» Job:
Starting at the line with "Give me the", transcribe each line through the final one, both included, and add nothing.

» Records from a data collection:
Start

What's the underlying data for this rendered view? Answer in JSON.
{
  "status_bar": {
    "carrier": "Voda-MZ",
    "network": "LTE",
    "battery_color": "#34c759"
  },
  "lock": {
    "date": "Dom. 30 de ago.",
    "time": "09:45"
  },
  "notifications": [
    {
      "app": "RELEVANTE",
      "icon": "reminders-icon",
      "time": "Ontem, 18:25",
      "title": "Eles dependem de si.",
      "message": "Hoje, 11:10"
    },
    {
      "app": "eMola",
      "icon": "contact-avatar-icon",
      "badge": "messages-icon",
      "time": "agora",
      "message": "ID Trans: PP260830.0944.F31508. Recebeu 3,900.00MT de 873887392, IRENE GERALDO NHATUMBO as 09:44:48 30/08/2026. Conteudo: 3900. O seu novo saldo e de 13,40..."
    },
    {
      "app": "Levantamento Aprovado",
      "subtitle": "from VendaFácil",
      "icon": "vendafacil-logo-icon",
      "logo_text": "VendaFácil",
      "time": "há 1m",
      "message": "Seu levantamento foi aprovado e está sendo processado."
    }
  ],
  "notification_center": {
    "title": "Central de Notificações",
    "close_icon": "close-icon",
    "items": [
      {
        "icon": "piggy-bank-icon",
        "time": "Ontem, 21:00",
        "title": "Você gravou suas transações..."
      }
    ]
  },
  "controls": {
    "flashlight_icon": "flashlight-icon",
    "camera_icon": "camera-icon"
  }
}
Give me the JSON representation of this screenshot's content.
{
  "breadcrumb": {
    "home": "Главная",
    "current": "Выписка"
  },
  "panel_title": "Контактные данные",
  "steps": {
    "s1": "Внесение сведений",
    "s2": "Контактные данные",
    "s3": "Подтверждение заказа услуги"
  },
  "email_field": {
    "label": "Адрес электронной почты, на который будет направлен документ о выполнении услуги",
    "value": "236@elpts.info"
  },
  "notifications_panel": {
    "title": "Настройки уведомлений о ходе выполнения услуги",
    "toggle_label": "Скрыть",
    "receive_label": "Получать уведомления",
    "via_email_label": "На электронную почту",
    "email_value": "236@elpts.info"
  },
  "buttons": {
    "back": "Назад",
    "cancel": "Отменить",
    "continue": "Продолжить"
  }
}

End

» Solution for this task:
Give me the JSON representation of this screenshot's content.
{
  "breadcrumb": {
    "home": "Главная",
    "current": "Выписка"
  },
  "panel_title": "Контактные данные",
  "steps": {
    "s1": "Внесение сведений",
    "s2": "Контактные данные",
    "s3": "Подтверждение заказа услуги"
  },
  "email_field": {
    "label": "Адрес электронной почты, на который будет направлен документ о выполнении услуги",
    "value": "236@elpts.info"
  },
  "notifications_panel": {
    "title": "Настройки уведомлений о ходе выполнения услуги",
    "toggle_label": "Скрыть",
    "receive_label": "Получать уведомления",
    "via_email_label": "На электронную почту",
    "email_value": "236@elpts.info"
  },
  "buttons": {
    "back": "Назад",
    "cancel": "Отменить",
    "continue": "Продолжить"
  }
}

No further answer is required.